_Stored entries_
--
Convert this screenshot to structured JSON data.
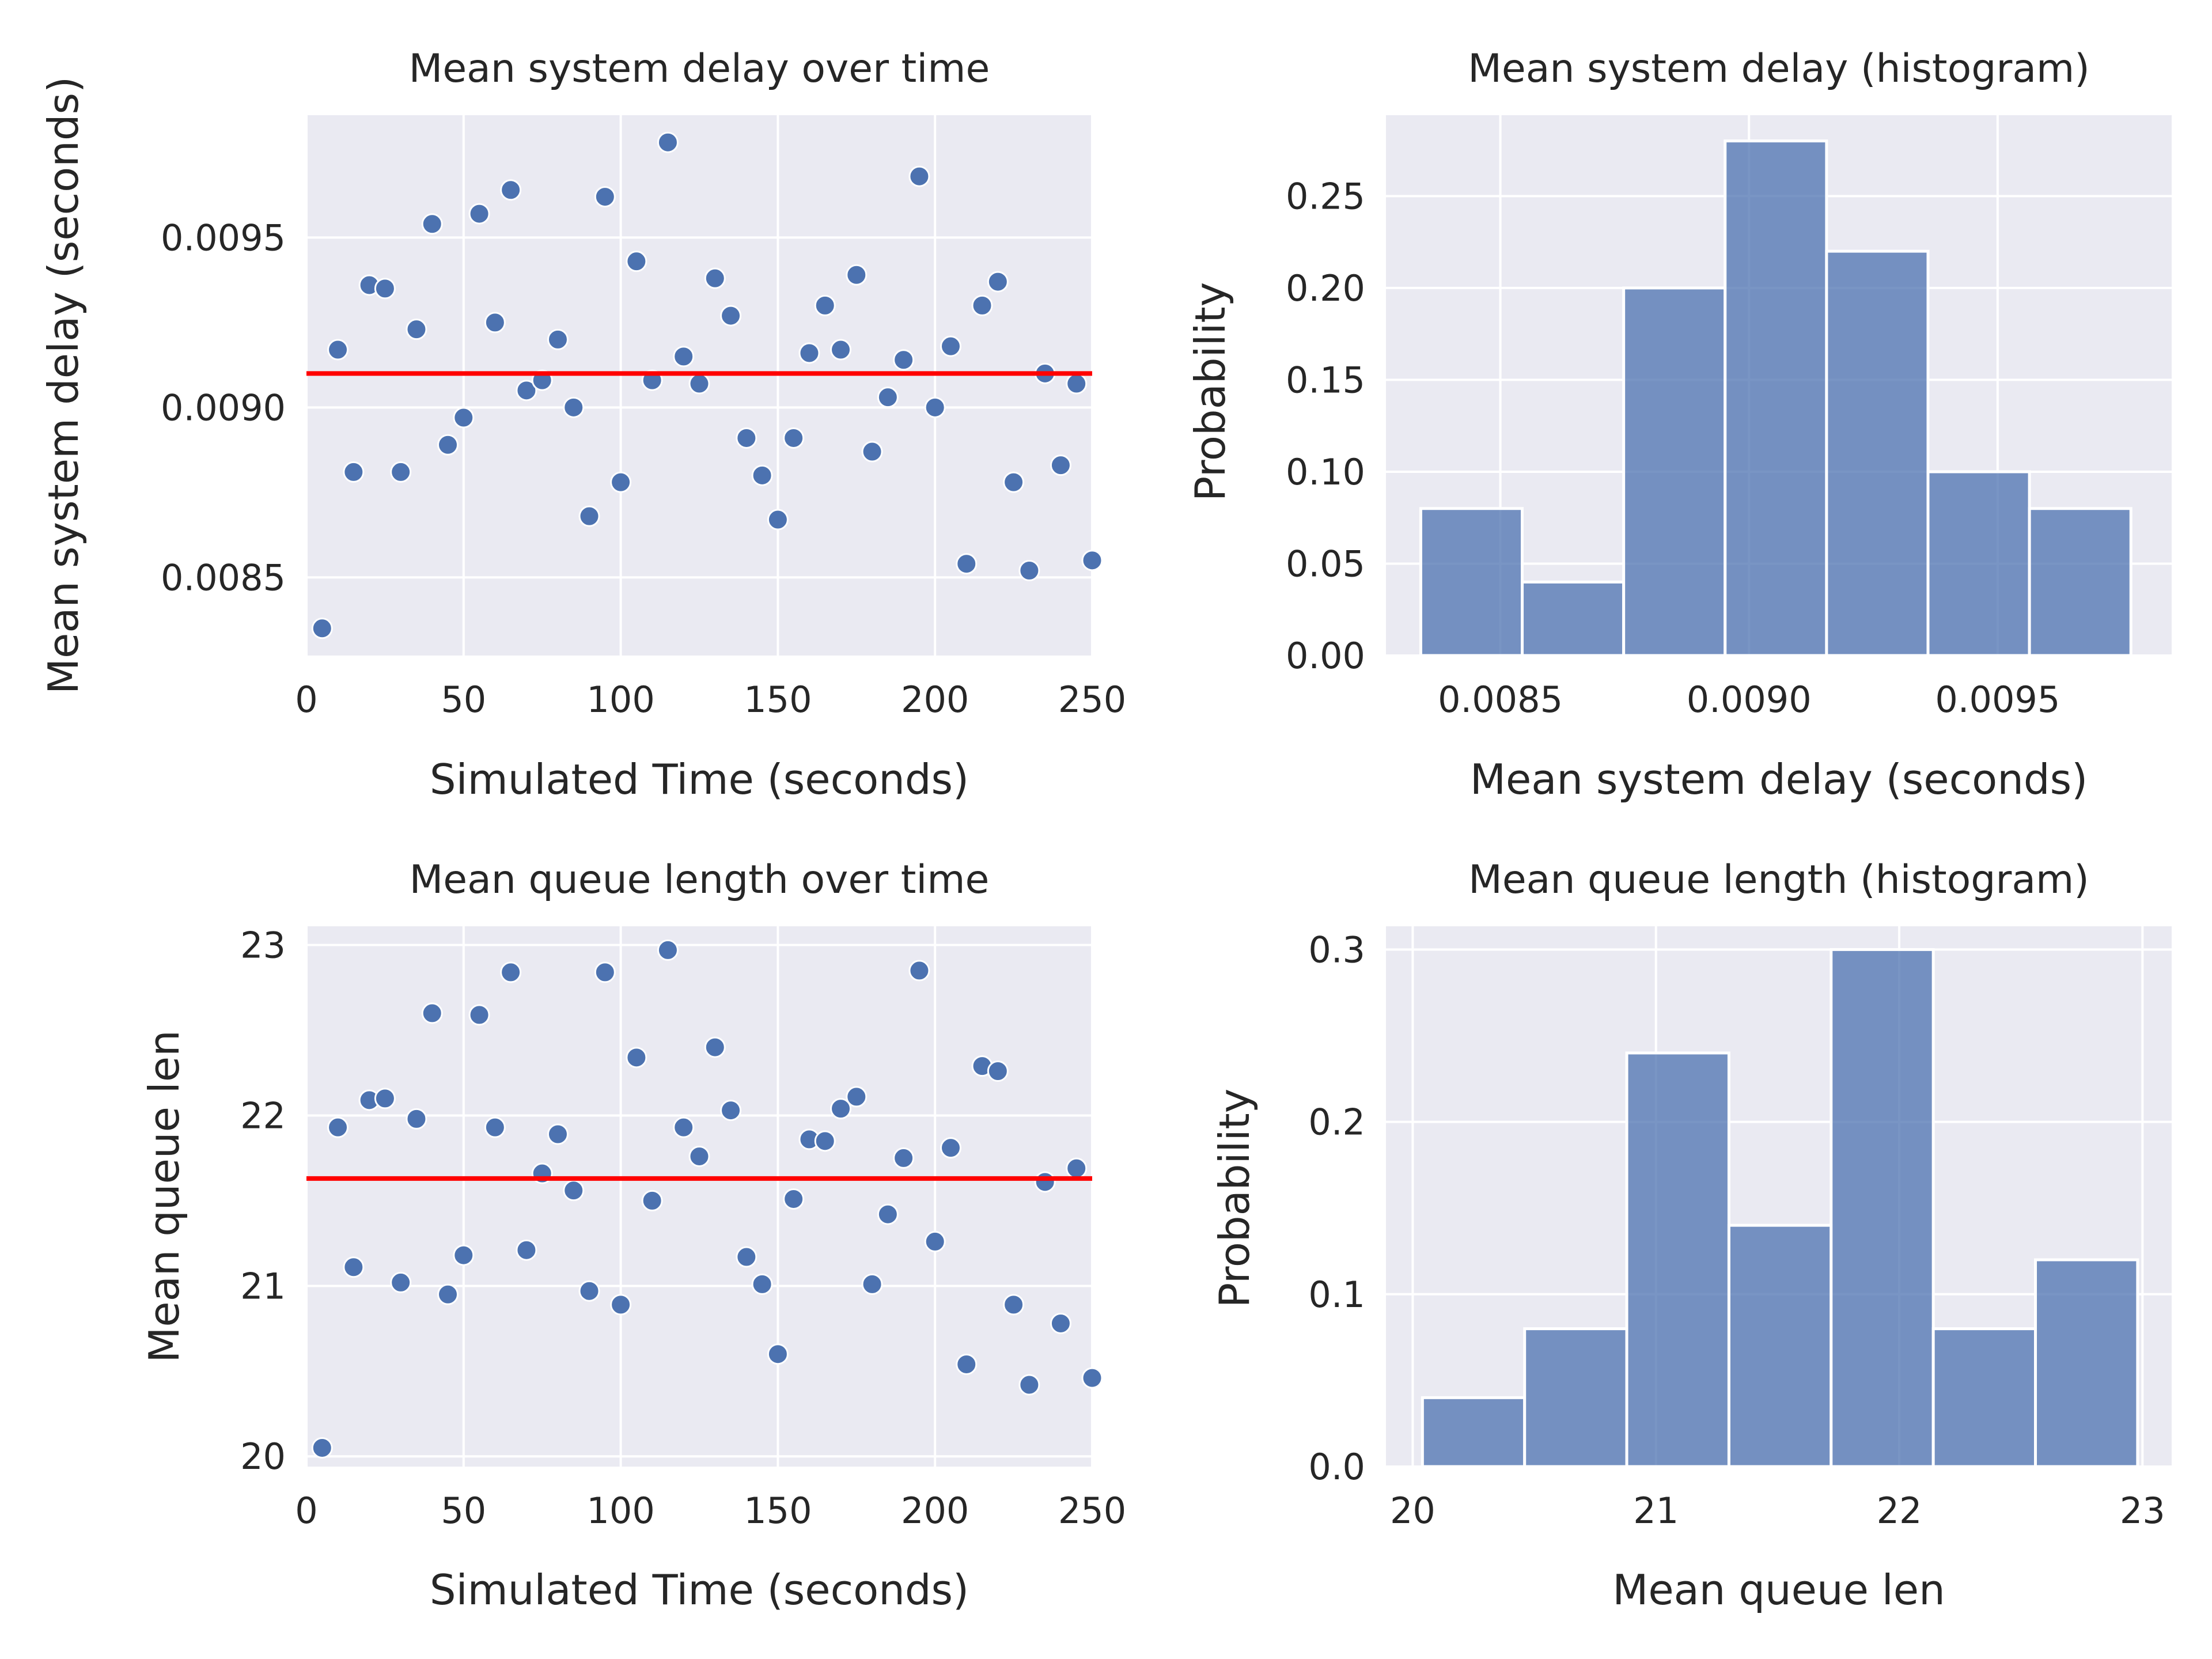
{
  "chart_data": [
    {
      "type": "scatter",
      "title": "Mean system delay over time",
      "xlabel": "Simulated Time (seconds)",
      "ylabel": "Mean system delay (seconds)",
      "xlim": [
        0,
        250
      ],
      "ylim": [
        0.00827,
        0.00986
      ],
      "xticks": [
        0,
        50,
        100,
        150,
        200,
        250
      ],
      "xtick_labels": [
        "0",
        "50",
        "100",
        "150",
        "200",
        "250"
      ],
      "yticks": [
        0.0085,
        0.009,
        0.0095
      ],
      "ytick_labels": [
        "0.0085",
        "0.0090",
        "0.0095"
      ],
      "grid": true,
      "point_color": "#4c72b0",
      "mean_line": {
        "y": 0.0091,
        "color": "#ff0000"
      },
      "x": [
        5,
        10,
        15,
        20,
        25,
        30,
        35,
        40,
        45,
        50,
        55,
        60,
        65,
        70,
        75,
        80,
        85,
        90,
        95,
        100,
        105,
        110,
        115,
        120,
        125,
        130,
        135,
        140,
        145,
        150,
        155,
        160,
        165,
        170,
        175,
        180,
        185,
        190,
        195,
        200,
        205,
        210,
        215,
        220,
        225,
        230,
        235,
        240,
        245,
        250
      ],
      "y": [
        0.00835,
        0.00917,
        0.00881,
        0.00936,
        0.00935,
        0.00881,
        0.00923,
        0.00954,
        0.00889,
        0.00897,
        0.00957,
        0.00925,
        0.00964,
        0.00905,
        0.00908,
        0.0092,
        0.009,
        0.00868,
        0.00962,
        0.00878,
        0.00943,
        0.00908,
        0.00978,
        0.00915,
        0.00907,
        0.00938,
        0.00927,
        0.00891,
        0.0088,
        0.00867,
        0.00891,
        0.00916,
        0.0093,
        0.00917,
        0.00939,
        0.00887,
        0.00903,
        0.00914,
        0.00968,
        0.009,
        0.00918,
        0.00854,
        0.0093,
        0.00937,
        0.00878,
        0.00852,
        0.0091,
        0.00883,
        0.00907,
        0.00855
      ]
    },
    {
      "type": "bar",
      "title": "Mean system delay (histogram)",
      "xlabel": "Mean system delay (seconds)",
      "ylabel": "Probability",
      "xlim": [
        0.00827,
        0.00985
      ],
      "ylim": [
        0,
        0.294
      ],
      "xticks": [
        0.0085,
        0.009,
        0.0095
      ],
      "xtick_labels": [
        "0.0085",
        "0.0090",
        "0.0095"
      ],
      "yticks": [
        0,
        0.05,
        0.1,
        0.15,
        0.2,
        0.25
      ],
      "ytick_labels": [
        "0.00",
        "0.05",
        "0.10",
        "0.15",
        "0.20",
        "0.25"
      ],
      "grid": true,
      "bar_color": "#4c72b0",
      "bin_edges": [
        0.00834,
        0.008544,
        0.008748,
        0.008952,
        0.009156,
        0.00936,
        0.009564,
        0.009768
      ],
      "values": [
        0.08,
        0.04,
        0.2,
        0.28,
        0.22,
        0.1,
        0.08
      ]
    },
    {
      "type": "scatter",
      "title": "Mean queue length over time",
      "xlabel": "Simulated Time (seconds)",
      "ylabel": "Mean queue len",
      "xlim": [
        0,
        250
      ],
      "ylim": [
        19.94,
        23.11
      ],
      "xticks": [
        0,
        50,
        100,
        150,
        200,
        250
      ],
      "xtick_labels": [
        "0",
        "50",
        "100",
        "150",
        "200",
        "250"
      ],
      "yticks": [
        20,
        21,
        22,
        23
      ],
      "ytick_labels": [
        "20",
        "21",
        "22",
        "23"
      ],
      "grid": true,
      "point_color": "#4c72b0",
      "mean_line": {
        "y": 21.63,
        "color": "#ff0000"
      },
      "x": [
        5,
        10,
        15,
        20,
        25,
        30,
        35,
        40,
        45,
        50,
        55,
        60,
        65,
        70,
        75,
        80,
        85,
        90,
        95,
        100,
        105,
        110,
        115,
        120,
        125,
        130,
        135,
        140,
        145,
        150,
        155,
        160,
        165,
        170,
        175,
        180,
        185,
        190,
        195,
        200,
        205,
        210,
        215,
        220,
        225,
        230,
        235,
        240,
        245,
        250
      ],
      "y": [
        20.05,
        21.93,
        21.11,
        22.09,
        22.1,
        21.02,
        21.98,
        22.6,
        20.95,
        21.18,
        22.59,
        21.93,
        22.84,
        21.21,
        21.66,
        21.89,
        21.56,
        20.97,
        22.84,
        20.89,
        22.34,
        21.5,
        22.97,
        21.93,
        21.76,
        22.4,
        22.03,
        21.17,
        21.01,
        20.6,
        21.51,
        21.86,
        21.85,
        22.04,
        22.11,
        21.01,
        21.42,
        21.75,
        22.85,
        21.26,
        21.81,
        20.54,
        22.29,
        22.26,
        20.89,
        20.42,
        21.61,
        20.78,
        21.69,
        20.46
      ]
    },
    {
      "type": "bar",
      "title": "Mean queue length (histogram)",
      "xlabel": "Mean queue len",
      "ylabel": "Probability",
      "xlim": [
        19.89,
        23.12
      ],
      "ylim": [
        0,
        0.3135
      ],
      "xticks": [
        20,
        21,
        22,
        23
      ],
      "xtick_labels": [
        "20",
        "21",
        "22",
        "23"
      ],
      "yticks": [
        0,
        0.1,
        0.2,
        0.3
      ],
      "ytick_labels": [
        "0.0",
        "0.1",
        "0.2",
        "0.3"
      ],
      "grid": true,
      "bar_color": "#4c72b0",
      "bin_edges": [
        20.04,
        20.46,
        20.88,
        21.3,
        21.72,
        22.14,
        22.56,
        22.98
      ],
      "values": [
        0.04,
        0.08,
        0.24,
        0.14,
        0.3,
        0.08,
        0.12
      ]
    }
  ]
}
--
_WHAT YOU ARE ASKED TO DO_
Track down all lines above with the string "xlabel" and copy them.

_RESULT_
      "xlabel": "Simulated Time (seconds)",
      "xlabel": "Mean system delay (seconds)",
      "xlabel": "Simulated Time (seconds)",
      "xlabel": "Mean queue len",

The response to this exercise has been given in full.